--- Try it ---
Would you reproduce all of the entries below, character for character?

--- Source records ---
··········

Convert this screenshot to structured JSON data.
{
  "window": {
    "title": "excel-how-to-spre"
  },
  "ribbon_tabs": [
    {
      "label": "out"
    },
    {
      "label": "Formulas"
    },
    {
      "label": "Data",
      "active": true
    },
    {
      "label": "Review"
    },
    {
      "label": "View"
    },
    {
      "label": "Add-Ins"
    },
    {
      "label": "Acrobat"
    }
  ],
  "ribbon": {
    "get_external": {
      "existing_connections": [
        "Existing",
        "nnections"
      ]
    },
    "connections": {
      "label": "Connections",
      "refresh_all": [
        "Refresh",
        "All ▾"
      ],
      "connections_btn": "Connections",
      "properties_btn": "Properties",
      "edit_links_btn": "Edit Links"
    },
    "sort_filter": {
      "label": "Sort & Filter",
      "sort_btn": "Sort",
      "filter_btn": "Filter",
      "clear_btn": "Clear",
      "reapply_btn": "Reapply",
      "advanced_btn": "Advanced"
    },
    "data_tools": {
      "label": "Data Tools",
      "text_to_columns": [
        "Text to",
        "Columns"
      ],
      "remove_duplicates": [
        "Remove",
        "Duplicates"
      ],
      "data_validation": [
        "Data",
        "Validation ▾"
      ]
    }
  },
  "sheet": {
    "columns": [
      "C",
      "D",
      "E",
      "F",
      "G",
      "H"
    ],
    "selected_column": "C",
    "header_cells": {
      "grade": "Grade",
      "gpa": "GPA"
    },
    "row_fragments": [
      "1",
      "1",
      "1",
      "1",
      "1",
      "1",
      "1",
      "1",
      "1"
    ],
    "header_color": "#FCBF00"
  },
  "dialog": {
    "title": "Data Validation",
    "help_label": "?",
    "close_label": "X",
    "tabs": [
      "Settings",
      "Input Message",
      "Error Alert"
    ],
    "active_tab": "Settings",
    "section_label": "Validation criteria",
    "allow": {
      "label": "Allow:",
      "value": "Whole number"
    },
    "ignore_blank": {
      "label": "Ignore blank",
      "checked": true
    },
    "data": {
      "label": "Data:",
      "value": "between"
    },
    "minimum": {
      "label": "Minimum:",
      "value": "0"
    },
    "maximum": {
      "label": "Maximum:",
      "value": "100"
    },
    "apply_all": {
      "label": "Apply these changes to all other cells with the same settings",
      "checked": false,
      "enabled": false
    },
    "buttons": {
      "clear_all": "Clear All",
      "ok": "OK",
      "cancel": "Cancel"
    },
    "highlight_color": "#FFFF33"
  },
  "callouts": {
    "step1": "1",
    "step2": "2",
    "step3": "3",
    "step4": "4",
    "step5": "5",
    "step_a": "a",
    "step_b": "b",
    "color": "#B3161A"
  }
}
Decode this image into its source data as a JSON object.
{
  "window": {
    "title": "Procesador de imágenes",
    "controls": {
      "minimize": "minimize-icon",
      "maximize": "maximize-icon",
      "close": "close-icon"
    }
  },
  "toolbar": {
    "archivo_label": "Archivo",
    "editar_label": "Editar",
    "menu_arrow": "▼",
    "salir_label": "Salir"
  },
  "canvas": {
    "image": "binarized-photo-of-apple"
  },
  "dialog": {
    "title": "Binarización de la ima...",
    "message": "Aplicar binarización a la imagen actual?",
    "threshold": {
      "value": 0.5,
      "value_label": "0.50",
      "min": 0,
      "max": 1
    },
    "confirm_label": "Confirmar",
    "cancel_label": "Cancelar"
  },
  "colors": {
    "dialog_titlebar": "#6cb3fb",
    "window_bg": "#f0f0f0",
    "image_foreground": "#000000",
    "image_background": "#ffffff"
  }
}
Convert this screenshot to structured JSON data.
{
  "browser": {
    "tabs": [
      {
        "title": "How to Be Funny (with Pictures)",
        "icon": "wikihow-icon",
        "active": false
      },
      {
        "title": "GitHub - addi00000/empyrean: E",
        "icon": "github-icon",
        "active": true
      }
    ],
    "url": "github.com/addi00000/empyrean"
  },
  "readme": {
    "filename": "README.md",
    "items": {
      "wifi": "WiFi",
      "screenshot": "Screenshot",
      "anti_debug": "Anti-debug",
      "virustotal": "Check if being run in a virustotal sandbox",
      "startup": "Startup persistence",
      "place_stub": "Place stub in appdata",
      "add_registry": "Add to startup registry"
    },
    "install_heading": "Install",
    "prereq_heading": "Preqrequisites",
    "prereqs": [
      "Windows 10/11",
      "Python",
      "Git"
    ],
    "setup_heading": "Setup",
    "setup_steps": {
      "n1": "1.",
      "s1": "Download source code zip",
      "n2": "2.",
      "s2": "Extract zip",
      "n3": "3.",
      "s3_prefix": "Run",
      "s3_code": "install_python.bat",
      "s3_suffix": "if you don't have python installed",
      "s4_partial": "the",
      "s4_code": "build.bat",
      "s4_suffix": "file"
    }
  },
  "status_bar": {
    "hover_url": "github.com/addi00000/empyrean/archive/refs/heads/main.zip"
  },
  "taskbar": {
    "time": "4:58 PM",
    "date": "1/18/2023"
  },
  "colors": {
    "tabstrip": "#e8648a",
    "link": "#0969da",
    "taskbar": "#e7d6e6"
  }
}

··········

--- Reply ---
Convert this screenshot to structured JSON data.
{
  "window": {
    "title": "excel-how-to-spre"
  },
  "ribbon_tabs": [
    {
      "label": "out"
    },
    {
      "label": "Formulas"
    },
    {
      "label": "Data",
      "active": true
    },
    {
      "label": "Review"
    },
    {
      "label": "View"
    },
    {
      "label": "Add-Ins"
    },
    {
      "label": "Acrobat"
    }
  ],
  "ribbon": {
    "get_external": {
      "existing_connections": [
        "Existing",
        "nnections"
      ]
    },
    "connections": {
      "label": "Connections",
      "refresh_all": [
        "Refresh",
        "All ▾"
      ],
      "connections_btn": "Connections",
      "properties_btn": "Properties",
      "edit_links_btn": "Edit Links"
    },
    "sort_filter": {
      "label": "Sort & Filter",
      "sort_btn": "Sort",
      "filter_btn": "Filter",
      "clear_btn": "Clear",
      "reapply_btn": "Reapply",
      "advanced_btn": "Advanced"
    },
    "data_tools": {
      "label": "Data Tools",
      "text_to_columns": [
        "Text to",
        "Columns"
      ],
      "remove_duplicates": [
        "Remove",
        "Duplicates"
      ],
      "data_validation": [
        "Data",
        "Validation ▾"
      ]
    }
  },
  "sheet": {
    "columns": [
      "C",
      "D",
      "E",
      "F",
      "G",
      "H"
    ],
    "selected_column": "C",
    "header_cells": {
      "grade": "Grade",
      "gpa": "GPA"
    },
    "row_fragments": [
      "1",
      "1",
      "1",
      "1",
      "1",
      "1",
      "1",
      "1",
      "1"
    ],
    "header_color": "#FCBF00"
  },
  "dialog": {
    "title": "Data Validation",
    "help_label": "?",
    "close_label": "X",
    "tabs": [
      "Settings",
      "Input Message",
      "Error Alert"
    ],
    "active_tab": "Settings",
    "section_label": "Validation criteria",
    "allow": {
      "label": "Allow:",
      "value": "Whole number"
    },
    "ignore_blank": {
      "label": "Ignore blank",
      "checked": true
    },
    "data": {
      "label": "Data:",
      "value": "between"
    },
    "minimum": {
      "label": "Minimum:",
      "value": "0"
    },
    "maximum": {
      "label": "Maximum:",
      "value": "100"
    },
    "apply_all": {
      "label": "Apply these changes to all other cells with the same settings",
      "checked": false,
      "enabled": false
    },
    "buttons": {
      "clear_all": "Clear All",
      "ok": "OK",
      "cancel": "Cancel"
    },
    "highlight_color": "#FFFF33"
  },
  "callouts": {
    "step1": "1",
    "step2": "2",
    "step3": "3",
    "step4": "4",
    "step5": "5",
    "step_a": "a",
    "step_b": "b",
    "color": "#B3161A"
  }
}
Decode this image into its source data as a JSON object.
{
  "window": {
    "title": "Procesador de imágenes",
    "controls": {
      "minimize": "minimize-icon",
      "maximize": "maximize-icon",
      "close": "close-icon"
    }
  },
  "toolbar": {
    "archivo_label": "Archivo",
    "editar_label": "Editar",
    "menu_arrow": "▼",
    "salir_label": "Salir"
  },
  "canvas": {
    "image": "binarized-photo-of-apple"
  },
  "dialog": {
    "title": "Binarización de la ima...",
    "message": "Aplicar binarización a la imagen actual?",
    "threshold": {
      "value": 0.5,
      "value_label": "0.50",
      "min": 0,
      "max": 1
    },
    "confirm_label": "Confirmar",
    "cancel_label": "Cancelar"
  },
  "colors": {
    "dialog_titlebar": "#6cb3fb",
    "window_bg": "#f0f0f0",
    "image_foreground": "#000000",
    "image_background": "#ffffff"
  }
}
Convert this screenshot to structured JSON data.
{
  "browser": {
    "tabs": [
      {
        "title": "How to Be Funny (with Pictures)",
        "icon": "wikihow-icon",
        "active": false
      },
      {
        "title": "GitHub - addi00000/empyrean: E",
        "icon": "github-icon",
        "active": true
      }
    ],
    "url": "github.com/addi00000/empyrean"
  },
  "readme": {
    "filename": "README.md",
    "items": {
      "wifi": "WiFi",
      "screenshot": "Screenshot",
      "anti_debug": "Anti-debug",
      "virustotal": "Check if being run in a virustotal sandbox",
      "startup": "Startup persistence",
      "place_stub": "Place stub in appdata",
      "add_registry": "Add to startup registry"
    },
    "install_heading": "Install",
    "prereq_heading": "Preqrequisites",
    "prereqs": [
      "Windows 10/11",
      "Python",
      "Git"
    ],
    "setup_heading": "Setup",
    "setup_steps": {
      "n1": "1.",
      "s1": "Download source code zip",
      "n2": "2.",
      "s2": "Extract zip",
      "n3": "3.",
      "s3_prefix": "Run",
      "s3_code": "install_python.bat",
      "s3_suffix": "if you don't have python installed",
      "s4_partial": "the",
      "s4_code": "build.bat",
      "s4_suffix": "file"
    }
  },
  "status_bar": {
    "hover_url": "github.com/addi00000/empyrean/archive/refs/heads/main.zip"
  },
  "taskbar": {
    "time": "4:58 PM",
    "date": "1/18/2023"
  },
  "colors": {
    "tabstrip": "#e8648a",
    "link": "#0969da",
    "taskbar": "#e7d6e6"
  }
}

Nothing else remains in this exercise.